____ RECORDS SUPPLIED

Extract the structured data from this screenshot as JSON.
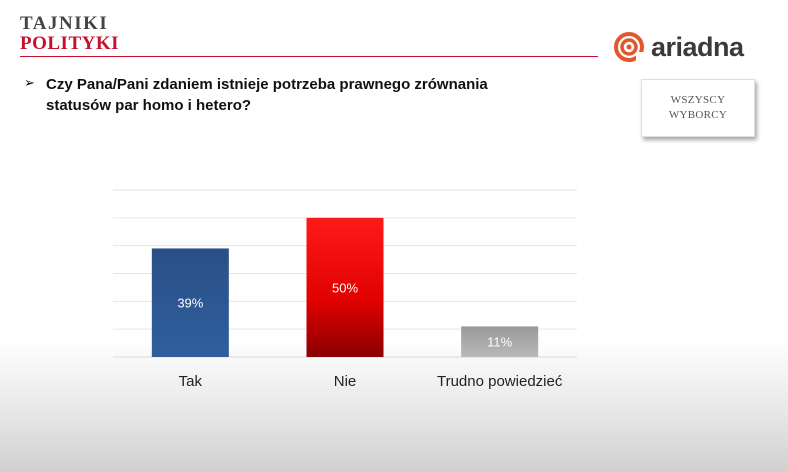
{
  "header": {
    "logo_line1": "TAJNIKI",
    "logo_line2": "POLITYKI",
    "brand": "ariadna",
    "brand_icon": "ariadna-spiral-icon"
  },
  "question": {
    "bullet_icon": "arrow-bullet-icon",
    "text": "Czy Pana/Pani zdaniem istnieje potrzeba prawnego zrównania statusów par homo i hetero?"
  },
  "badge": {
    "text": "WSZYSCY\nWYBORCY"
  },
  "colors": {
    "accent": "#c8102e",
    "brand_orange": "#e4572e"
  },
  "chart_data": {
    "type": "bar",
    "categories": [
      "Tak",
      "Nie",
      "Trudno powiedzieć"
    ],
    "values": [
      39,
      50,
      11
    ],
    "data_labels": [
      "39%",
      "50%",
      "11%"
    ],
    "colors": [
      "#2f5597",
      "#e00000",
      "#9e9e9e"
    ],
    "ylim": [
      0,
      60
    ],
    "grid": true,
    "legend": "none",
    "title": "",
    "xlabel": "",
    "ylabel": ""
  }
}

________

*EXERCISE OBJECTIVE*: Tally up the lines holding the string "ariadna" in this listing, and report the total alone.

*ANSWER TO THIS TASK*: 2